• **Aim**
Retype the records from the line with "table2-item: 总汞（以Hg计），mg/kg —" up to and including the line with "table2-header-method: 试验方法 —", keeping each line the same as the original.

• **Information given**
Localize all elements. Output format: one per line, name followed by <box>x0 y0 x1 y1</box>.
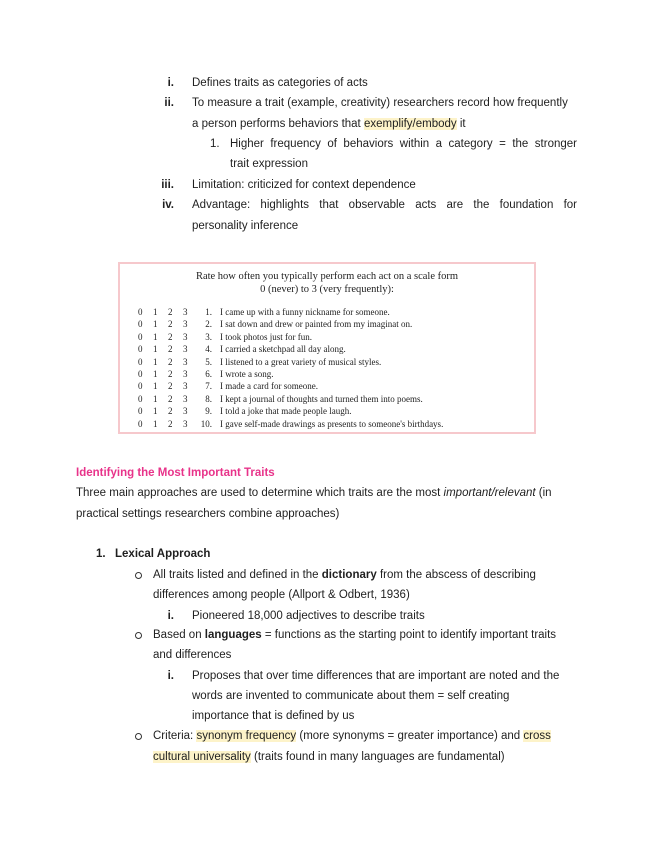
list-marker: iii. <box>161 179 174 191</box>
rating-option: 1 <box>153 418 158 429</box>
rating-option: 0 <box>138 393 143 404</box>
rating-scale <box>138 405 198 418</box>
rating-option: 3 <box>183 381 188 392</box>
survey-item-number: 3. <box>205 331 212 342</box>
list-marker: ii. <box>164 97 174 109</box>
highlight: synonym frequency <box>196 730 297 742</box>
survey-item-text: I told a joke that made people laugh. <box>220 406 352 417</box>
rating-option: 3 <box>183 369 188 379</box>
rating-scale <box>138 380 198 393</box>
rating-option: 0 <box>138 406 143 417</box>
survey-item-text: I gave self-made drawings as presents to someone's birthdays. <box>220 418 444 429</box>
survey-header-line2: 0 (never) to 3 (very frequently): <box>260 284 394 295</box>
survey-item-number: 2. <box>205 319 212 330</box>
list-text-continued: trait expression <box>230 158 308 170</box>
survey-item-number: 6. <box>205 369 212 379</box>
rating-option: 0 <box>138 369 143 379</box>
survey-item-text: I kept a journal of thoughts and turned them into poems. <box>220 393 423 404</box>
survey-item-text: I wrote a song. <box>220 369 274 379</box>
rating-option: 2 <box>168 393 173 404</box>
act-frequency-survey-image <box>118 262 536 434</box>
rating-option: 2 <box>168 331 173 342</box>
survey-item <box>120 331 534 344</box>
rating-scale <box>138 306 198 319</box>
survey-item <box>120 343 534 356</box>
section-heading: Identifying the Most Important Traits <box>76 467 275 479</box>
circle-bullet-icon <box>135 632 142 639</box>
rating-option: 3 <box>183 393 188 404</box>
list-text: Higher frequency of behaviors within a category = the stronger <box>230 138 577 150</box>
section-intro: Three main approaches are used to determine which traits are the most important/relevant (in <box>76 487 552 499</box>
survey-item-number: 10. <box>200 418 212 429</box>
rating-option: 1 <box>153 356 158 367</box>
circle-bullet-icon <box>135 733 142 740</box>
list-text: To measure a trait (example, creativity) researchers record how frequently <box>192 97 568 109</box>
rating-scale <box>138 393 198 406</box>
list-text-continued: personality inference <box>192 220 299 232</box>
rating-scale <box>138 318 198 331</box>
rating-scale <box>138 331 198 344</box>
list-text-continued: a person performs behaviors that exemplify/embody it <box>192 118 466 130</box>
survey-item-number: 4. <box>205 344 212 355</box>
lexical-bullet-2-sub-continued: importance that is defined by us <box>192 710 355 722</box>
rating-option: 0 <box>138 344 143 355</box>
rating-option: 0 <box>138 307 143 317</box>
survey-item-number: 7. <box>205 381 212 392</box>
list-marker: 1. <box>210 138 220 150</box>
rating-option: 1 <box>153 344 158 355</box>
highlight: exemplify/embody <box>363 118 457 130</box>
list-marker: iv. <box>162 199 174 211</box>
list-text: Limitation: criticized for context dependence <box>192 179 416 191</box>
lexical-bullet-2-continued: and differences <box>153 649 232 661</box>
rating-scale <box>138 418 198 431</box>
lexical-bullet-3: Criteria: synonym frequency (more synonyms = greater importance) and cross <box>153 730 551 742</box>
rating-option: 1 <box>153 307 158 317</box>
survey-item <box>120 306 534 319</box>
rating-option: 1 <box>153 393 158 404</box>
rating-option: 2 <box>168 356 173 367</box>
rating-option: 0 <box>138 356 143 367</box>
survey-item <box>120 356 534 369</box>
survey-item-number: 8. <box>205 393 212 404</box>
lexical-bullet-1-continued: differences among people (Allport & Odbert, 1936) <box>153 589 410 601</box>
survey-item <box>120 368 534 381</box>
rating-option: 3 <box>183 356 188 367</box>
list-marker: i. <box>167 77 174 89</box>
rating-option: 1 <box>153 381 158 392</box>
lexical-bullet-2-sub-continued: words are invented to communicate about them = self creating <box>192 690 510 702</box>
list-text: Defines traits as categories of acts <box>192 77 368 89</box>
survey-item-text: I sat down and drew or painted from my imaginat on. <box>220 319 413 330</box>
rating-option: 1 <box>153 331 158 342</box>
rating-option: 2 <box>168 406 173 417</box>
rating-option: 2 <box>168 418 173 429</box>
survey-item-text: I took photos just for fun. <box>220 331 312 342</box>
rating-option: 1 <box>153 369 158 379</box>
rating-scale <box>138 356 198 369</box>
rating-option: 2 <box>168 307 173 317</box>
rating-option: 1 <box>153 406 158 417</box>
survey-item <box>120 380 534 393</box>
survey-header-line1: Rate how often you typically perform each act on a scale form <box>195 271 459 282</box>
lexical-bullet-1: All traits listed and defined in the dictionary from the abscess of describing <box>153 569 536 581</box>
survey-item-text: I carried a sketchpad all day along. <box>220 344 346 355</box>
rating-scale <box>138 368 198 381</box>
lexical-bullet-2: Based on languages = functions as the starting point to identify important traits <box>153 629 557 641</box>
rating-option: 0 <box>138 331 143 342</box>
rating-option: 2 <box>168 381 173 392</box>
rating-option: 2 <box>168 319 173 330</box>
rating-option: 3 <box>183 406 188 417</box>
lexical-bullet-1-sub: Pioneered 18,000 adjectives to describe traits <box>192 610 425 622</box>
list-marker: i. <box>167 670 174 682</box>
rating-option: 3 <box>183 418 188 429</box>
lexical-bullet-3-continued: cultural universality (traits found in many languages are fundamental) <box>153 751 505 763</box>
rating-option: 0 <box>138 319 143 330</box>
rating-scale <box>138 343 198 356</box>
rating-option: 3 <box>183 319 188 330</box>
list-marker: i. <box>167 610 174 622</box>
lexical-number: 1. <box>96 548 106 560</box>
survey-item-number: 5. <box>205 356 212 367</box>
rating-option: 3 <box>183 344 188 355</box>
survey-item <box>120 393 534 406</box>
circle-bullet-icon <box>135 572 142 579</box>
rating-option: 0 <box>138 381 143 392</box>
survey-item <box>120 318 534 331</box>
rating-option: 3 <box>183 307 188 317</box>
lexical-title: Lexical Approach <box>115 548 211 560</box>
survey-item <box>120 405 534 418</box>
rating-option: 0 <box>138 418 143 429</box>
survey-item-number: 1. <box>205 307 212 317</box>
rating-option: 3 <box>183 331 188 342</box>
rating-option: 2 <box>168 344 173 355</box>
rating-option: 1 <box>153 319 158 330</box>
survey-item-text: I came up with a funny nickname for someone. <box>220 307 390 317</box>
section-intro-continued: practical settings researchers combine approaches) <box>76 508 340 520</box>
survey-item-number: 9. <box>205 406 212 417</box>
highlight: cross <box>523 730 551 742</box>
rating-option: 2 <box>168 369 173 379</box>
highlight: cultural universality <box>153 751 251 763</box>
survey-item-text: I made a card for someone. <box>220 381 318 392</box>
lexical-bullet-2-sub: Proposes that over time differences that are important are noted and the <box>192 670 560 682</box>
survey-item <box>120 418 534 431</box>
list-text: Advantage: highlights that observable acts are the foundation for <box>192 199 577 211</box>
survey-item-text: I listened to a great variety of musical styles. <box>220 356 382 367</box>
* * *
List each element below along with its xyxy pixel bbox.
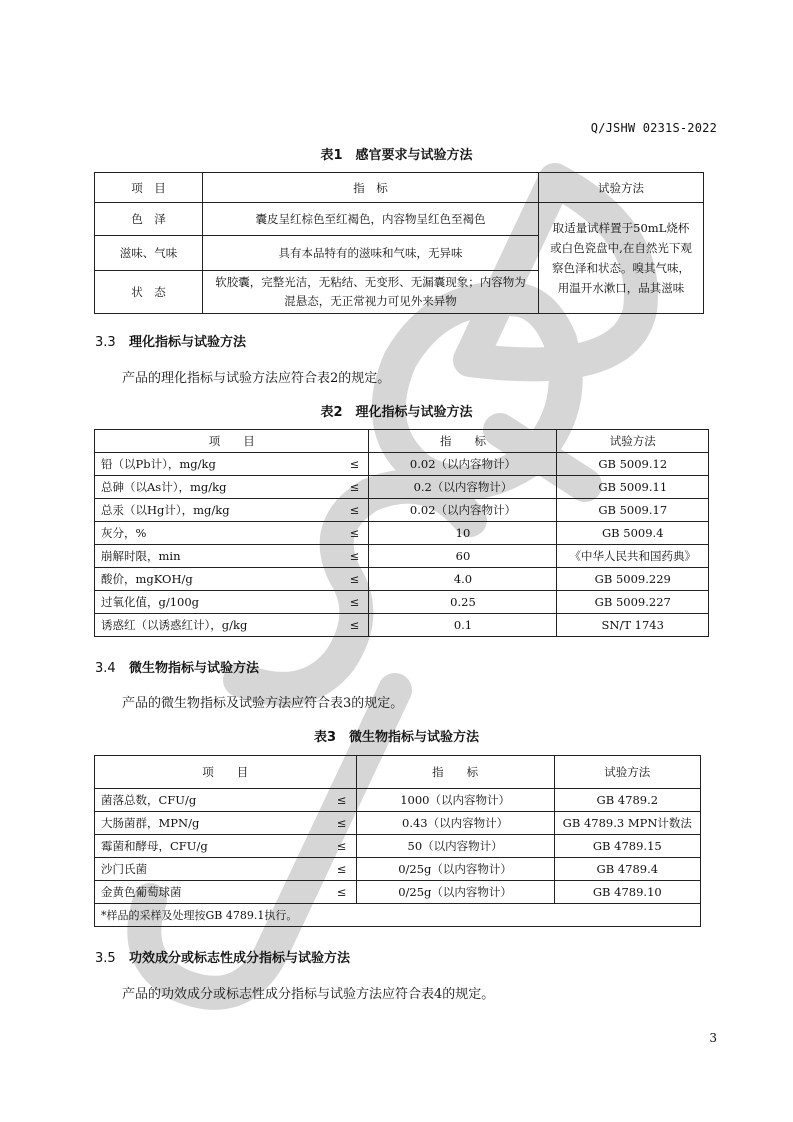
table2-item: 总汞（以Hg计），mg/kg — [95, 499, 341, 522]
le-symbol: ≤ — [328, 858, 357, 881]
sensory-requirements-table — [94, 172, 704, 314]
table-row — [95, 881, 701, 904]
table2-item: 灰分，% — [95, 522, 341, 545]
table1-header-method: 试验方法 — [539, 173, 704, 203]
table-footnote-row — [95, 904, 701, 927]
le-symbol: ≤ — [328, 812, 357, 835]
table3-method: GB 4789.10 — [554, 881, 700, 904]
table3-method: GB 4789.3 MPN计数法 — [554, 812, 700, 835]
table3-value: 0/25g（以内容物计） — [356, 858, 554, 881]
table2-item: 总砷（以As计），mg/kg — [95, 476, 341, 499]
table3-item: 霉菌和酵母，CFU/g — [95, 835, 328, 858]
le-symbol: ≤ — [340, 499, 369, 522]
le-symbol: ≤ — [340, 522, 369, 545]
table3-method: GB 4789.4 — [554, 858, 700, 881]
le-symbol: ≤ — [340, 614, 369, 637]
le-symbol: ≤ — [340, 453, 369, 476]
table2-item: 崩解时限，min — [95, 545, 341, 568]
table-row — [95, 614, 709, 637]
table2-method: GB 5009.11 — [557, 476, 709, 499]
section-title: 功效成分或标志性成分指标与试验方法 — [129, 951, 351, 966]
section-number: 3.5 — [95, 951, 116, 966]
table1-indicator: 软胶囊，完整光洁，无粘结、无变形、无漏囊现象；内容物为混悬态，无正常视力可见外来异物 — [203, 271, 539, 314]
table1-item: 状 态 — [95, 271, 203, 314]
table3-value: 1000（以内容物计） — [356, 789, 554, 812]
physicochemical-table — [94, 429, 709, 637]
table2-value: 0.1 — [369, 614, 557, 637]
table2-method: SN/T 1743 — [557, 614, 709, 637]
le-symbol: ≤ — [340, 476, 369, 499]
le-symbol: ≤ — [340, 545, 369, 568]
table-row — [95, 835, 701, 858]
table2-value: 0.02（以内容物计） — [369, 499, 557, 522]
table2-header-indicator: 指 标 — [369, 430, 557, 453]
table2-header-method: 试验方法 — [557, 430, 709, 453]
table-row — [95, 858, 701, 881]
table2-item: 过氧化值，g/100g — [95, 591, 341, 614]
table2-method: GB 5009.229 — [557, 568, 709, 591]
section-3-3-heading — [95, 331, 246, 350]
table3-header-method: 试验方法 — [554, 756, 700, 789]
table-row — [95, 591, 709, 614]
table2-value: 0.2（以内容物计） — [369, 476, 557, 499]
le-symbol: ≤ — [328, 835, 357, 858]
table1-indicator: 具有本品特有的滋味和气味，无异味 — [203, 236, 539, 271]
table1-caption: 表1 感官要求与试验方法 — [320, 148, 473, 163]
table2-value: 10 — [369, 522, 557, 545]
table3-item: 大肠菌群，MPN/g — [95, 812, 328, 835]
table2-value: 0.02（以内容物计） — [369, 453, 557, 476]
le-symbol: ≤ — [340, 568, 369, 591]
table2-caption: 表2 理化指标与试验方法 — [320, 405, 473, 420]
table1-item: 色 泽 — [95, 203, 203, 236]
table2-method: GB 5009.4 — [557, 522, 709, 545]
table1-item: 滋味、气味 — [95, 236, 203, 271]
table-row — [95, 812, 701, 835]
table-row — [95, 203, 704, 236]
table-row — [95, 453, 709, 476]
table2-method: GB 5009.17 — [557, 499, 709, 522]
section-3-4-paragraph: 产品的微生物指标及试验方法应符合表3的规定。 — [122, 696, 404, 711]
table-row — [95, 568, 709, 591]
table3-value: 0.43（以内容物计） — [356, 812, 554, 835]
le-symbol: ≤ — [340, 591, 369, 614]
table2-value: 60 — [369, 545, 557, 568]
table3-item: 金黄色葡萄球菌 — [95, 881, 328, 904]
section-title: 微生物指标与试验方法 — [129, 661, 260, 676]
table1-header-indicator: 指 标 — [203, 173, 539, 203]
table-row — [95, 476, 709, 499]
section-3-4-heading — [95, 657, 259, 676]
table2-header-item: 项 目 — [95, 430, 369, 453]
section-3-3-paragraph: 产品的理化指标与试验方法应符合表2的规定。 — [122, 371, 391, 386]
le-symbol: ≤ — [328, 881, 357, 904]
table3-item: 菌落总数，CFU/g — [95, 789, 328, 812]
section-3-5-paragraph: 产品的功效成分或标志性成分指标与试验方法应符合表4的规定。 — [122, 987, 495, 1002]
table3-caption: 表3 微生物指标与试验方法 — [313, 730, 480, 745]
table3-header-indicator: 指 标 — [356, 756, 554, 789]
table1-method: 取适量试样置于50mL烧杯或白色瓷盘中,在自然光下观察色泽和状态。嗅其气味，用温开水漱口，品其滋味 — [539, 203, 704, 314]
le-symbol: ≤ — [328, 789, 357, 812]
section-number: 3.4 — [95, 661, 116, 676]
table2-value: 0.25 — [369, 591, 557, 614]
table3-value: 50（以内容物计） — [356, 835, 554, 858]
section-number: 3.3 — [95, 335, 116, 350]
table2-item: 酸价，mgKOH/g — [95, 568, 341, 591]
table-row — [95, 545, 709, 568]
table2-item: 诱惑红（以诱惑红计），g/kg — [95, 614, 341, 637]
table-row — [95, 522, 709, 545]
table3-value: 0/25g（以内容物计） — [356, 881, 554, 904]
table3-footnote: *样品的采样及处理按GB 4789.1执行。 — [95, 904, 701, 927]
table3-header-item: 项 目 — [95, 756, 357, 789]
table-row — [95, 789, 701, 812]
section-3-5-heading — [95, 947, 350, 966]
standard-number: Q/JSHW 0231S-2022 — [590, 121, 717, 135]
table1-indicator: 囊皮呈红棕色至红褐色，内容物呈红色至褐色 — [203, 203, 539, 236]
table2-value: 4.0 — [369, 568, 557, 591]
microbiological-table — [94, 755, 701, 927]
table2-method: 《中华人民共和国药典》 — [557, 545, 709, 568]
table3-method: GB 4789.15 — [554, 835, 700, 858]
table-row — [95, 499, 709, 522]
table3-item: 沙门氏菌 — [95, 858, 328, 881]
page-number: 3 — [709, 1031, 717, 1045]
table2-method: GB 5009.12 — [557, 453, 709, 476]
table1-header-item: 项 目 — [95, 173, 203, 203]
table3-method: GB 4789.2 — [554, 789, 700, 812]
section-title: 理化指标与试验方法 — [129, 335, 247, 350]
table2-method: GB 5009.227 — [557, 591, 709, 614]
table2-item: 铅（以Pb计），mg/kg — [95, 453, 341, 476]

• **Response to the task**
table2-item: 总汞（以Hg计），mg/kg — [95, 499, 341, 522]
le-symbol: ≤ — [328, 858, 357, 881]
sensory-requirements-table — [94, 172, 704, 314]
table-row — [95, 881, 701, 904]
table2-item: 灰分，% — [95, 522, 341, 545]
table1-header-method: 试验方法 — [539, 173, 704, 203]
table-footnote-row — [95, 904, 701, 927]
le-symbol: ≤ — [328, 812, 357, 835]
table3-method: GB 4789.10 — [554, 881, 700, 904]
table3-method: GB 4789.3 MPN计数法 — [554, 812, 700, 835]
table3-value: 0/25g（以内容物计） — [356, 858, 554, 881]
table2-item: 总砷（以As计），mg/kg — [95, 476, 341, 499]
table3-item: 霉菌和酵母，CFU/g — [95, 835, 328, 858]
le-symbol: ≤ — [340, 499, 369, 522]
le-symbol: ≤ — [340, 522, 369, 545]
table3-method: GB 4789.4 — [554, 858, 700, 881]
le-symbol: ≤ — [340, 614, 369, 637]
le-symbol: ≤ — [340, 453, 369, 476]
table2-item: 崩解时限，min — [95, 545, 341, 568]
table-row — [95, 614, 709, 637]
table2-method: GB 5009.11 — [557, 476, 709, 499]
section-title: 功效成分或标志性成分指标与试验方法 — [129, 951, 351, 966]
section-number: 3.5 — [95, 951, 116, 966]
table1-indicator: 软胶囊，完整光洁，无粘结、无变形、无漏囊现象；内容物为混悬态，无正常视力可见外来异物 — [203, 271, 539, 314]
table1-item: 状 态 — [95, 271, 203, 314]
table3-value: 1000（以内容物计） — [356, 789, 554, 812]
physicochemical-table — [94, 429, 709, 637]
table2-value: 0.1 — [369, 614, 557, 637]
table2-method: SN/T 1743 — [557, 614, 709, 637]
le-symbol: ≤ — [340, 476, 369, 499]
le-symbol: ≤ — [340, 545, 369, 568]
table-row — [95, 835, 701, 858]
table2-value: 0.02（以内容物计） — [369, 499, 557, 522]
table2-header-indicator: 指 标 — [369, 430, 557, 453]
table2-header-method: 试验方法 — [557, 430, 709, 453]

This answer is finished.